* [Exercise objective]:
Your task is to repeat the entries underneath exactly, minus the pictures.
begin Input rows
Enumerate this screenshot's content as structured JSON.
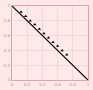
{
  "chart_data": {
    "type": "scatter",
    "xlim": [
      0,
      1
    ],
    "ylim": [
      0,
      1
    ],
    "xticks": [
      0,
      0.2,
      0.4,
      0.6,
      0.8,
      1
    ],
    "yticks": [
      0,
      0.2,
      0.4,
      0.6,
      0.8,
      1
    ],
    "grid": true,
    "series": [
      {
        "type": "scatter",
        "color": "#000000",
        "marker": "triangle-up",
        "x": [
          0.12,
          0.18,
          0.24,
          0.3,
          0.36,
          0.42,
          0.48,
          0.54,
          0.6,
          0.66,
          0.72
        ],
        "values": [
          0.92,
          0.86,
          0.8,
          0.75,
          0.69,
          0.63,
          0.57,
          0.51,
          0.46,
          0.4,
          0.34
        ]
      },
      {
        "type": "line",
        "color": "#000000",
        "line_style": "solid",
        "x": [
          0,
          1
        ],
        "values": [
          1,
          0
        ]
      }
    ]
  }
}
end Input rows
* [Task answer]:
Enumerate this screenshot's content as structured JSON.
{
  "chart_data": {
    "type": "scatter",
    "xlim": [
      0,
      1
    ],
    "ylim": [
      0,
      1
    ],
    "xticks": [
      0,
      0.2,
      0.4,
      0.6,
      0.8,
      1
    ],
    "yticks": [
      0,
      0.2,
      0.4,
      0.6,
      0.8,
      1
    ],
    "grid": true,
    "series": [
      {
        "type": "scatter",
        "color": "#000000",
        "marker": "triangle-up",
        "x": [
          0.12,
          0.18,
          0.24,
          0.3,
          0.36,
          0.42,
          0.48,
          0.54,
          0.6,
          0.66,
          0.72
        ],
        "values": [
          0.92,
          0.86,
          0.8,
          0.75,
          0.69,
          0.63,
          0.57,
          0.51,
          0.46,
          0.4,
          0.34
        ]
      },
      {
        "type": "line",
        "color": "#000000",
        "line_style": "solid",
        "x": [
          0,
          1
        ],
        "values": [
          1,
          0
        ]
      }
    ]
  }
}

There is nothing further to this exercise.